▶ READING TEXT
········

BILL SHORTEN, LEADER OF THE OPPOSITION
CHRIS BOWEN, SHADOW TREASURER
ANDREW LEIGH, SHADOW ASSISTANT TREASURER
A FAIRER TAX SYSTEM FOR ALL AUSTRALIANS
Today Labor is announcing new plans to improve our tax system so that it is fair for all Australians.
A Shorten Labor Government will introduce a standard minimum 30 per cent tax rate for discretionary trust distributions to mature beneficiaries (people over the age of 18).
Labor’s policy will tackle the use of income splitting to minimse tax – making the tax system fairer and improving the budget bottom line.
Australia currently has a two-class tax system. While most people pay the tax that they owe through normal PAYG arrangements, the system includes generous subsidies and loopholes which allow some wealthier people to minimise their tax.
Wealthy individuals are much more likely to benefit from a trust than low and middle income earners. The average amount of money held in private trusts by the wealthiest 20 per cent of households is $123,000, while for the next wealthiest quintile it is just $4,000.
Individuals and businesses use trusts for a range of legitimate reasons, such as asset protection and business succession. But in some cases, trusts are used solely for tax minimisation.
Discretionary trusts allow for trust income to be distributed on an entirely discretionary basis. This means distributions can be artificially split between different people in lower tax brackets so that the tax paid on the overall amount is much less than it would otherwise be.
While artificial income splitting is completely legal, that doesn’t mean it is fair.
Ordinary PAYG workers do not have the option of artificially splitting their income among different family members to lower their tax bill.
Labor wants to change the system so that PAYG taxpayers aren’t subsidising the tax breaks of much wealthier Australians.
Under Labor’s policy, individuals and businesses will still be able to use discretionary trusts. However, the new minimum 30 per cent tax rate on distributions will make sure discretionary trusts cannot be used as a vehicle for aggressive tax minimisation.

········

Image element box entries:

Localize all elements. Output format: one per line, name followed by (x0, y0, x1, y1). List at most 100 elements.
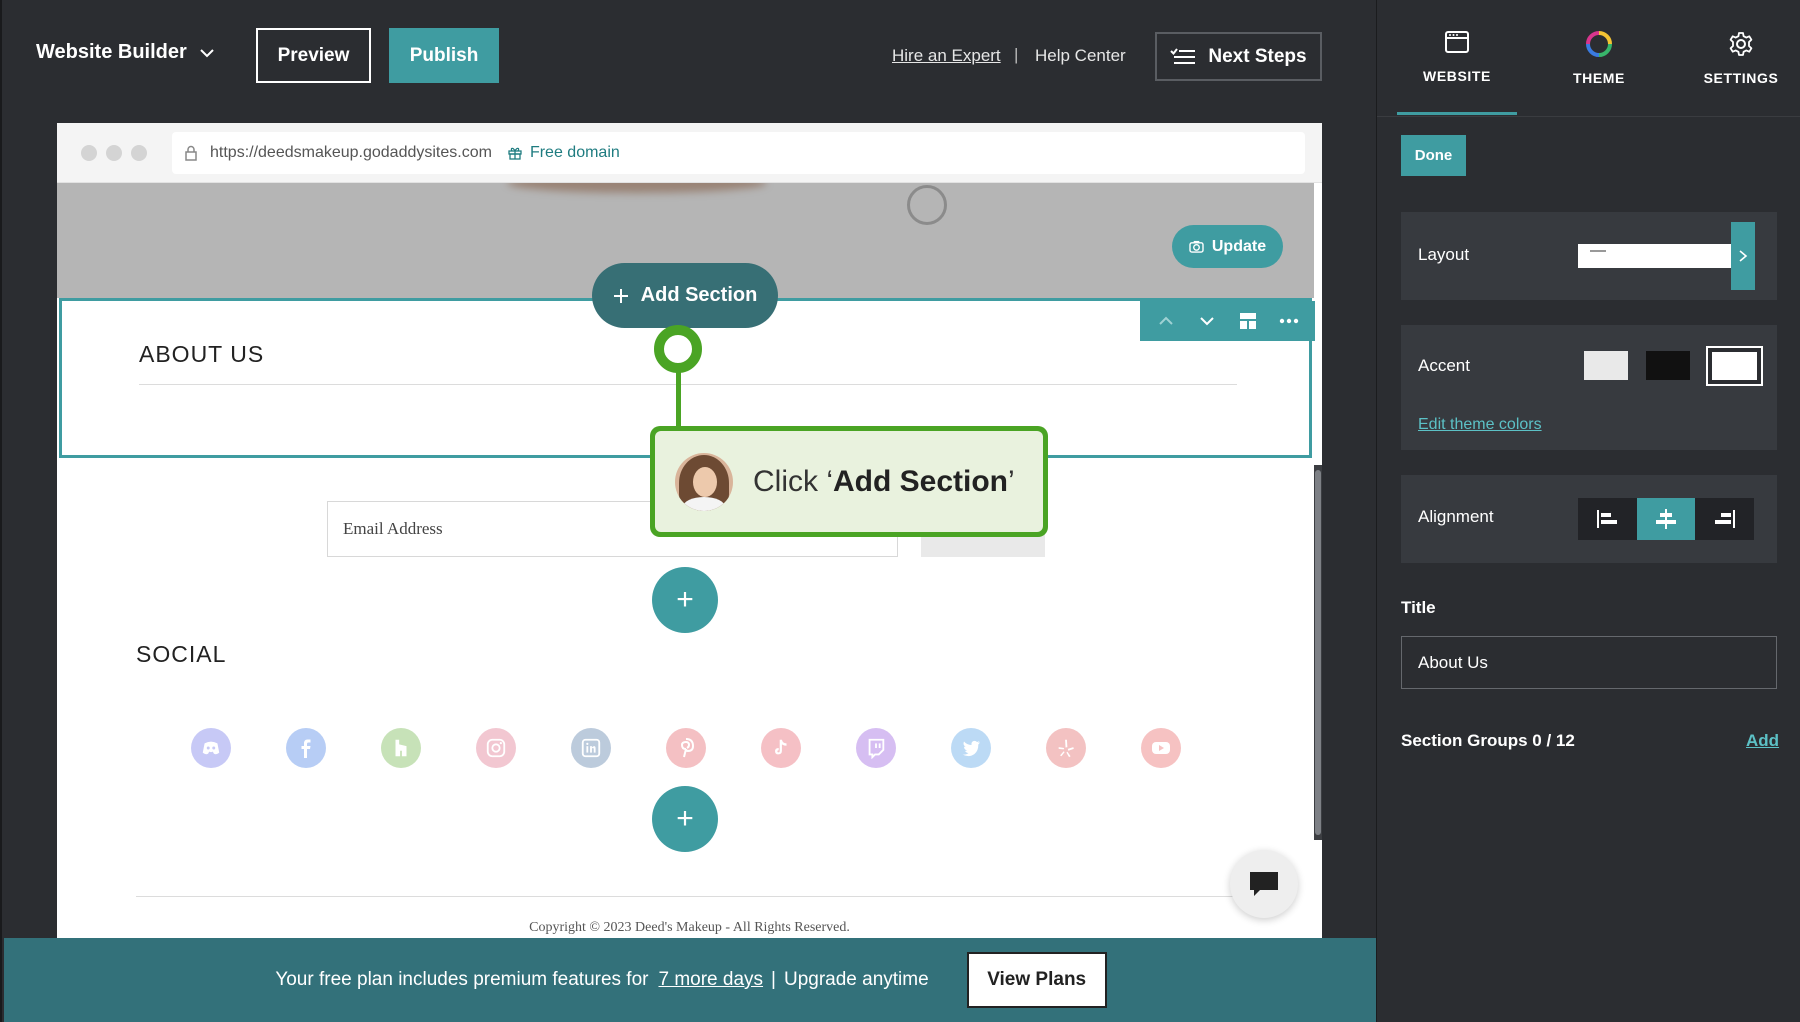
divider (136, 896, 1234, 897)
add-section-button[interactable]: Add Section (592, 263, 778, 328)
chat-button[interactable] (1230, 850, 1298, 918)
about-title: ABOUT US (139, 341, 265, 367)
move-up-icon[interactable] (1156, 311, 1176, 331)
copyright-text: Copyright © 2023 Deed's Makeup - All Rig… (529, 920, 850, 935)
next-steps-label: Next Steps (1208, 45, 1307, 67)
accent-swatch-light[interactable] (1584, 351, 1628, 380)
yelp-icon[interactable] (1046, 728, 1086, 768)
free-domain-label: Free domain (529, 144, 620, 161)
add-block-button[interactable]: + (652, 567, 718, 633)
tab-theme[interactable]: THEME (1539, 0, 1659, 115)
edit-theme-colors-link[interactable]: Edit theme colors (1418, 416, 1542, 434)
gear-icon (1729, 31, 1753, 56)
callout-target-ring (654, 325, 702, 373)
website-builder-menu[interactable]: Website Builder (36, 41, 215, 64)
update-label: Update (1211, 237, 1267, 255)
callout-connector (676, 372, 681, 428)
camera-icon (1189, 240, 1204, 253)
align-right-button[interactable] (1695, 498, 1754, 540)
add-block-button[interactable]: + (652, 786, 718, 852)
alignment-card: Alignment (1401, 475, 1777, 563)
youtube-icon[interactable] (1141, 728, 1181, 768)
align-left-icon (1597, 510, 1618, 528)
url-text: https://deedsmakeup.godaddysites.com (210, 144, 492, 161)
tiktok-icon[interactable] (761, 728, 801, 768)
editor-canvas: Website Builder Preview Publish Hire an … (0, 0, 1378, 1022)
houzz-icon[interactable] (381, 728, 421, 768)
align-center-icon (1656, 509, 1676, 529)
lock-icon (185, 145, 197, 161)
browser-chrome: https://deedsmakeup.godaddysites.com Fre… (57, 123, 1322, 183)
days-remaining-link[interactable]: 7 more days (658, 969, 763, 991)
accent-card: Accent Edit theme colors (1401, 325, 1777, 450)
divider (139, 384, 1237, 385)
section-groups-label: Section Groups 0 / 12 (1401, 731, 1575, 750)
plus-icon (613, 288, 628, 303)
next-steps-button[interactable]: Next Steps (1155, 32, 1322, 81)
done-button[interactable]: Done (1401, 135, 1466, 176)
browser-window-icon (1445, 31, 1469, 53)
layout-label: Layout (1418, 245, 1470, 264)
linkedin-icon[interactable] (571, 728, 611, 768)
free-plan-banner: Your free plan includes premium features… (4, 938, 1378, 1022)
instagram-icon[interactable] (476, 728, 516, 768)
tab-theme-label: THEME (1573, 69, 1625, 86)
social-title: SOCIAL (136, 641, 227, 667)
title-input[interactable] (1401, 636, 1777, 689)
more-options-icon[interactable] (1279, 311, 1299, 331)
update-image-button[interactable]: Update (1172, 225, 1283, 268)
chat-bubble-icon (1250, 872, 1278, 896)
publish-button[interactable]: Publish (389, 28, 499, 83)
align-center-button[interactable] (1636, 498, 1696, 540)
callout-body: Click ‘Add Section’ (655, 431, 1043, 532)
layout-next-button[interactable] (1731, 222, 1755, 290)
divider (1377, 116, 1800, 117)
align-left-button[interactable] (1578, 498, 1637, 540)
color-wheel-icon (1586, 30, 1612, 57)
avatar (675, 452, 733, 511)
banner-separator: | (771, 969, 776, 990)
gift-icon (508, 147, 522, 160)
add-section-label: Add Section (640, 284, 758, 306)
tab-website-label: WEBSITE (1423, 68, 1491, 84)
properties-panel: WEBSITE THEME SETTINGS Done Layout Accen… (1376, 0, 1800, 1022)
top-bar: Website Builder Preview Publish Hire an … (2, 0, 1378, 112)
checklist-icon (1170, 47, 1196, 64)
layout-grid-icon[interactable] (1238, 311, 1258, 331)
plan-text: Your free plan includes premium features… (275, 969, 649, 990)
twitter-icon[interactable] (951, 728, 991, 768)
chevron-right-icon (1739, 250, 1748, 262)
upgrade-text: Upgrade anytime (783, 969, 929, 990)
section-toolbar (1140, 301, 1315, 341)
brand-label: Website Builder (36, 41, 187, 63)
scrollbar-thumb[interactable] (1315, 470, 1321, 835)
tab-settings-label: SETTINGS (1703, 69, 1779, 86)
title-label: Title (1401, 598, 1436, 617)
tab-website[interactable]: WEBSITE (1397, 0, 1517, 115)
discord-icon[interactable] (191, 728, 231, 768)
window-dot (81, 145, 97, 161)
layout-preview[interactable] (1578, 244, 1735, 268)
hire-expert-link[interactable]: Hire an Expert (892, 46, 1001, 66)
tutorial-callout: Click ‘Add Section’ (650, 426, 1048, 537)
move-down-icon[interactable] (1197, 311, 1217, 331)
accent-swatch-dark[interactable] (1646, 351, 1690, 380)
alignment-toggle-group (1578, 498, 1754, 540)
alignment-label: Alignment (1418, 507, 1494, 526)
pinterest-icon[interactable] (666, 728, 706, 768)
url-bar: https://deedsmakeup.godaddysites.com Fre… (172, 132, 1305, 174)
view-plans-button[interactable]: View Plans (966, 952, 1107, 1008)
help-center-link[interactable]: Help Center (1035, 46, 1126, 66)
add-section-group-link[interactable]: Add (1746, 731, 1779, 751)
layout-card: Layout (1401, 212, 1777, 300)
window-dot (106, 145, 122, 161)
free-domain-link[interactable]: Free domain (508, 144, 620, 162)
twitch-icon[interactable] (856, 728, 896, 768)
accent-label: Accent (1418, 356, 1470, 375)
window-dot (131, 145, 147, 161)
tab-settings[interactable]: SETTINGS (1681, 0, 1800, 115)
align-right-icon (1714, 510, 1735, 528)
preview-button[interactable]: Preview (256, 28, 371, 83)
facebook-icon[interactable] (286, 728, 326, 768)
accent-swatch-white-selected[interactable] (1706, 346, 1763, 386)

········

▶ TASK REQUIREMENTS
[A] In the trust tax announcement, write out the passage starting with "Discretionary trusts allow" and going on through "would otherwise be.".
[B] In the trust tax announcement, what is the average amount held in private trusts by the wealthiest 20 per cent of households?
These entries are separate material and unrelated to the trust tax announcement.

▶ TASK SOLUTIONS
[A]
Discretionary trusts allow for trust income to be distributed on an entirely discretionary basis. This means distributions can be artificially split between different people in lower tax brackets so that the tax paid on the overall amount is much less than it would otherwise be.

[B] $123,000